═════ DATA EXCERPTS ═════

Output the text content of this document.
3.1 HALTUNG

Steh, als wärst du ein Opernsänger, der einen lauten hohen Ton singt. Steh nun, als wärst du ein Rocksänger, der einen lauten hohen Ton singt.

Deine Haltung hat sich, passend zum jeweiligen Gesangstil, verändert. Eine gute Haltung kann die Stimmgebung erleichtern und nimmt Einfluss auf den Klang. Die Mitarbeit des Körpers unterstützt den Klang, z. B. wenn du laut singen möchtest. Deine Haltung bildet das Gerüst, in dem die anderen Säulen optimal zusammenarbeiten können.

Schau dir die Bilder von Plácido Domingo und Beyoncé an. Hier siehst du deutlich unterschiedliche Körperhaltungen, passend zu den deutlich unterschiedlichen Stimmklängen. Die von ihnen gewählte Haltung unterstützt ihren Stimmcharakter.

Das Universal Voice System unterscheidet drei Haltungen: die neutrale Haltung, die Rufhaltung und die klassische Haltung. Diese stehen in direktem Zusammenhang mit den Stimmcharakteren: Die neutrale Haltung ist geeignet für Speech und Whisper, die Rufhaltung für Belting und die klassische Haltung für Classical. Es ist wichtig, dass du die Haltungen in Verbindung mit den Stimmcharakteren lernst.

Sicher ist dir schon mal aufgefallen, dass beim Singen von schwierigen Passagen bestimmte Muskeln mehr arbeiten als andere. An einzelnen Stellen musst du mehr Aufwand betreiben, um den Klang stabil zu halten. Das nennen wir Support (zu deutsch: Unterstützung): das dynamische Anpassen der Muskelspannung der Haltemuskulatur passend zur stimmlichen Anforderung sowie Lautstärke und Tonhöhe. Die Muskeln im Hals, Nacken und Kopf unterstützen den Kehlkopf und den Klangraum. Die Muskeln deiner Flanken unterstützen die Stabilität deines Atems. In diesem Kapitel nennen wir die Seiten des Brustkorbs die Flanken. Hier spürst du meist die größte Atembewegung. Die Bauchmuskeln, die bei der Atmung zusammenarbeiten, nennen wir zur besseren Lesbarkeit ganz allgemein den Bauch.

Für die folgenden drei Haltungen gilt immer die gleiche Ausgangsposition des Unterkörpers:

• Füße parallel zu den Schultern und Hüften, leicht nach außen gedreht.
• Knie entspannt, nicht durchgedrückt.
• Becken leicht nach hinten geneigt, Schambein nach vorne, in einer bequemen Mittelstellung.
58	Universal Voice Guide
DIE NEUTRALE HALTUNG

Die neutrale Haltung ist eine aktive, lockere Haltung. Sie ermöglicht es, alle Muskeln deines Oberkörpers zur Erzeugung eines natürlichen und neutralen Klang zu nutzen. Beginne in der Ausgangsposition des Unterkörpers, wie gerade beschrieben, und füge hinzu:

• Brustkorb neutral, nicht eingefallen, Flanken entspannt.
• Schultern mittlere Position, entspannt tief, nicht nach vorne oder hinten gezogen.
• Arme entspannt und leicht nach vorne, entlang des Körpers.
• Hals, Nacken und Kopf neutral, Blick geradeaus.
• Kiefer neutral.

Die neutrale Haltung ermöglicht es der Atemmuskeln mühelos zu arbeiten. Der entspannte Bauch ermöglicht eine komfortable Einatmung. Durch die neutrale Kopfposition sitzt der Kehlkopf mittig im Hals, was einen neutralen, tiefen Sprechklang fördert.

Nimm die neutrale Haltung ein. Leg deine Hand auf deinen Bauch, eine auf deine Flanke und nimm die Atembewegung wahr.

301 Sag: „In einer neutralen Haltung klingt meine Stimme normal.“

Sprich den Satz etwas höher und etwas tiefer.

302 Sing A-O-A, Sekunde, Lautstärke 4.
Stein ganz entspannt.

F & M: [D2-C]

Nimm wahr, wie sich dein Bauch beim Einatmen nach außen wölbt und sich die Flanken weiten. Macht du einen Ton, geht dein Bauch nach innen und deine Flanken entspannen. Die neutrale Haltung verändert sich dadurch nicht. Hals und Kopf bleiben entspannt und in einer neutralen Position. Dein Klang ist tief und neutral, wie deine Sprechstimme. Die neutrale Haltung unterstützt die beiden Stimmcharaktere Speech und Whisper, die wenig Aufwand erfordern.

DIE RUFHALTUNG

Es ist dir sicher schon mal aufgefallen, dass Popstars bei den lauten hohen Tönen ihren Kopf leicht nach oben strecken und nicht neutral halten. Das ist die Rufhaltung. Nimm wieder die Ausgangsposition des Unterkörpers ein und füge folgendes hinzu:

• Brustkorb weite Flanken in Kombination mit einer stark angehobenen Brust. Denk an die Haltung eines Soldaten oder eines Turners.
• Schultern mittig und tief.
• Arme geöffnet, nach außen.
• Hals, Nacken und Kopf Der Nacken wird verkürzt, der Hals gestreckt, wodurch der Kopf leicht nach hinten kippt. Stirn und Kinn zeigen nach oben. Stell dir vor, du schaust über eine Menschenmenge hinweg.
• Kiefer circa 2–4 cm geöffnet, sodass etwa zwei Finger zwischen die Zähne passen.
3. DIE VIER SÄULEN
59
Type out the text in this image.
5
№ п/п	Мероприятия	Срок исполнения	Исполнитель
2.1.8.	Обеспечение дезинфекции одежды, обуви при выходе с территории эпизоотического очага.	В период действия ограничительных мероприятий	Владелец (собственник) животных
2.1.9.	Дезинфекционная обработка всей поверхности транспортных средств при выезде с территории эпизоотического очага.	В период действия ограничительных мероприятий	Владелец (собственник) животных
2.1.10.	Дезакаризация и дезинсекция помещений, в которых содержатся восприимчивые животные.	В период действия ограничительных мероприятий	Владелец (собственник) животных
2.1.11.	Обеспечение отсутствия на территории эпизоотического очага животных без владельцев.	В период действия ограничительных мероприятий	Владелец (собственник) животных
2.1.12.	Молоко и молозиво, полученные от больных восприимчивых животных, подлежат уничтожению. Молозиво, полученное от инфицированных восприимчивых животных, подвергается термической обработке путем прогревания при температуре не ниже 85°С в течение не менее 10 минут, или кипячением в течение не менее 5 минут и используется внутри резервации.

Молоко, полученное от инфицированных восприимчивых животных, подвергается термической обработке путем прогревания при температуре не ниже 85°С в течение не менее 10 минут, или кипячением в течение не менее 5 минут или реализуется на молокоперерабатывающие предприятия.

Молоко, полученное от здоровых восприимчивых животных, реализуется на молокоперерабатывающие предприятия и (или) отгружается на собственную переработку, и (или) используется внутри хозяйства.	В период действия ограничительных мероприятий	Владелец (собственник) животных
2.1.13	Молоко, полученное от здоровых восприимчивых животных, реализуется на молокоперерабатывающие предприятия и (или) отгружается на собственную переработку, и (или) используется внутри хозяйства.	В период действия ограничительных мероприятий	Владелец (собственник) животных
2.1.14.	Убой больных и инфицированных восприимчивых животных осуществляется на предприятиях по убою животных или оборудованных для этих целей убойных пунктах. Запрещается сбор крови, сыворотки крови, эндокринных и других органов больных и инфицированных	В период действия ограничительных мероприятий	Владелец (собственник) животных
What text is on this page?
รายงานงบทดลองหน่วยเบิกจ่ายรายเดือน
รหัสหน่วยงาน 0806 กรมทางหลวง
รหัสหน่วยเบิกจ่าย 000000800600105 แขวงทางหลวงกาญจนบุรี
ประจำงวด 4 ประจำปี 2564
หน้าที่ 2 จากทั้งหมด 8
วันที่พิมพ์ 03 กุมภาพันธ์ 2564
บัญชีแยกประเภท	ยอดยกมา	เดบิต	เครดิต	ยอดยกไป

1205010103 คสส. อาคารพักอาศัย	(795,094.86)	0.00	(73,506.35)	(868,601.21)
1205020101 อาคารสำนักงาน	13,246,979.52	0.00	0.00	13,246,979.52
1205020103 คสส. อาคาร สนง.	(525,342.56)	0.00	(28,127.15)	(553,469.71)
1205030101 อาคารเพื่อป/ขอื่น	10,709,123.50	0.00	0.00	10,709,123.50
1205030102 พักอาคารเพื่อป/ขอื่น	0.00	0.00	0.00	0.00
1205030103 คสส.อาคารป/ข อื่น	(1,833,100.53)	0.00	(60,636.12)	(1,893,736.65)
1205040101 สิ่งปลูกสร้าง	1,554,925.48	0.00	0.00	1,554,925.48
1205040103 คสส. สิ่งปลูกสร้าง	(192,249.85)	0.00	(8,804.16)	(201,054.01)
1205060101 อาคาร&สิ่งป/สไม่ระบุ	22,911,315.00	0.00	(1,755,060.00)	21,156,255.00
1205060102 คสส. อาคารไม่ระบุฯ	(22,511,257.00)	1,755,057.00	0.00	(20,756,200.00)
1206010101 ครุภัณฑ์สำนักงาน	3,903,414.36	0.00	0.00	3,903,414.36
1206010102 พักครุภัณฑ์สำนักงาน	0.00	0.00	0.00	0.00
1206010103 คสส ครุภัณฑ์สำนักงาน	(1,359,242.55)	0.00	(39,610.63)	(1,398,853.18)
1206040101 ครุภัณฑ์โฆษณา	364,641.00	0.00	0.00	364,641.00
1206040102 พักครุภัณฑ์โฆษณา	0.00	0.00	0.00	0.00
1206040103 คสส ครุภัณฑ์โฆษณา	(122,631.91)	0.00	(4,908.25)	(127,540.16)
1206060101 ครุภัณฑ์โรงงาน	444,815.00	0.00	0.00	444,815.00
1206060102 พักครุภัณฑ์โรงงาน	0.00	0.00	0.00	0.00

═════

TO BE DONE:
Find every line in the records above that holds the word "Hier", and copy each one.

OUTPUT FOR THIS EXERCISE:
Schau dir die Bilder von Plácido Domingo und Beyoncé an. Hier siehst du deutlich unterschiedliche Körperhaltungen, passend zu den deutlich unterschiedlichen Stimmklängen. Die von ihnen gewählte Haltung unterstützt ihren Stimmcharakter.
Sicher ist dir schon mal aufgefallen, dass beim Singen von schwierigen Passagen bestimmte Muskeln mehr arbeiten als andere. An einzelnen Stellen musst du mehr Aufwand betreiben, um den Klang stabil zu halten. Das nennen wir Support (zu deutsch: Unterstützung): das dynamische Anpassen der Muskelspannung der Haltemuskulatur passend zur stimmlichen Anforderung sowie Lautstärke und Tonhöhe. Die Muskeln im Hals, Nacken und Kopf unterstützen den Kehlkopf und den Klangraum. Die Muskeln deiner Flanken unterstützen die Stabilität deines Atems. In diesem Kapitel nennen wir die Seiten des Brustkorbs die Flanken. Hier spürst du meist die größte Atembewegung. Die Bauchmuskeln, die bei der Atmung zusammenarbeiten, nennen wir zur besseren Lesbarkeit ganz allgemein den Bauch.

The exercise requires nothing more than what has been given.